* start MATERIAL SHOWN *

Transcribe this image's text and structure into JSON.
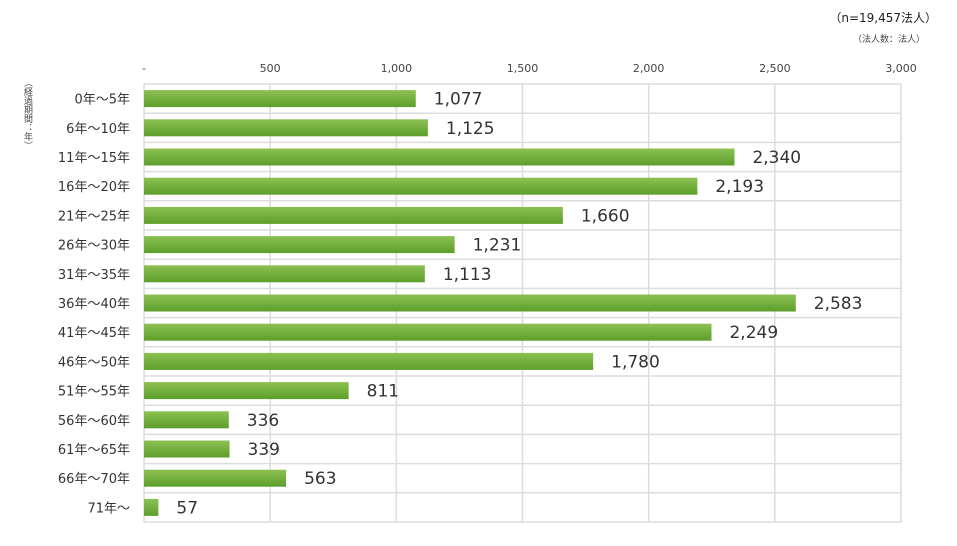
{
  "notes": {
    "n_count": "（n=19,457法人）",
    "unit": "（法人数：法人）",
    "y_axis_label": "（経過期間：年）"
  },
  "colors": {
    "bar_top": "#8cc152",
    "bar_bottom": "#5d9e2b",
    "grid": "#dcdcdc",
    "value_text": "#333333"
  },
  "chart_data": {
    "type": "bar",
    "orientation": "horizontal",
    "categories": [
      "0年～5年",
      "6年～10年",
      "11年～15年",
      "16年～20年",
      "21年～25年",
      "26年～30年",
      "31年～35年",
      "36年～40年",
      "41年～45年",
      "46年～50年",
      "51年～55年",
      "56年～60年",
      "61年～65年",
      "66年～70年",
      "71年～"
    ],
    "values": [
      1077,
      1125,
      2340,
      2193,
      1660,
      1231,
      1113,
      2583,
      2249,
      1780,
      811,
      336,
      339,
      563,
      57
    ],
    "value_labels": [
      "1,077",
      "1,125",
      "2,340",
      "2,193",
      "1,660",
      "1,231",
      "1,113",
      "2,583",
      "2,249",
      "1,780",
      "811",
      "336",
      "339",
      "563",
      "57"
    ],
    "x_ticks": [
      0,
      500,
      1000,
      1500,
      2000,
      2500,
      3000
    ],
    "x_tick_labels": [
      "-",
      "500",
      "1,000",
      "1,500",
      "2,000",
      "2,500",
      "3,000"
    ],
    "xlim": [
      0,
      3000
    ],
    "x_axis_position": "top",
    "grid": true,
    "legend": "none"
  }
}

* end MATERIAL SHOWN *

▸ **REQUIRED WORK**
Without including any pictures, output all the entries above exactly.

▸ **ANSWER**
Transcribe this image's text and structure into JSON.
{
  "notes": {
    "n_count": "（n=19,457法人）",
    "unit": "（法人数：法人）",
    "y_axis_label": "（経過期間：年）"
  },
  "colors": {
    "bar_top": "#8cc152",
    "bar_bottom": "#5d9e2b",
    "grid": "#dcdcdc",
    "value_text": "#333333"
  },
  "chart_data": {
    "type": "bar",
    "orientation": "horizontal",
    "categories": [
      "0年～5年",
      "6年～10年",
      "11年～15年",
      "16年～20年",
      "21年～25年",
      "26年～30年",
      "31年～35年",
      "36年～40年",
      "41年～45年",
      "46年～50年",
      "51年～55年",
      "56年～60年",
      "61年～65年",
      "66年～70年",
      "71年～"
    ],
    "values": [
      1077,
      1125,
      2340,
      2193,
      1660,
      1231,
      1113,
      2583,
      2249,
      1780,
      811,
      336,
      339,
      563,
      57
    ],
    "value_labels": [
      "1,077",
      "1,125",
      "2,340",
      "2,193",
      "1,660",
      "1,231",
      "1,113",
      "2,583",
      "2,249",
      "1,780",
      "811",
      "336",
      "339",
      "563",
      "57"
    ],
    "x_ticks": [
      0,
      500,
      1000,
      1500,
      2000,
      2500,
      3000
    ],
    "x_tick_labels": [
      "-",
      "500",
      "1,000",
      "1,500",
      "2,000",
      "2,500",
      "3,000"
    ],
    "xlim": [
      0,
      3000
    ],
    "x_axis_position": "top",
    "grid": true,
    "legend": "none"
  }
}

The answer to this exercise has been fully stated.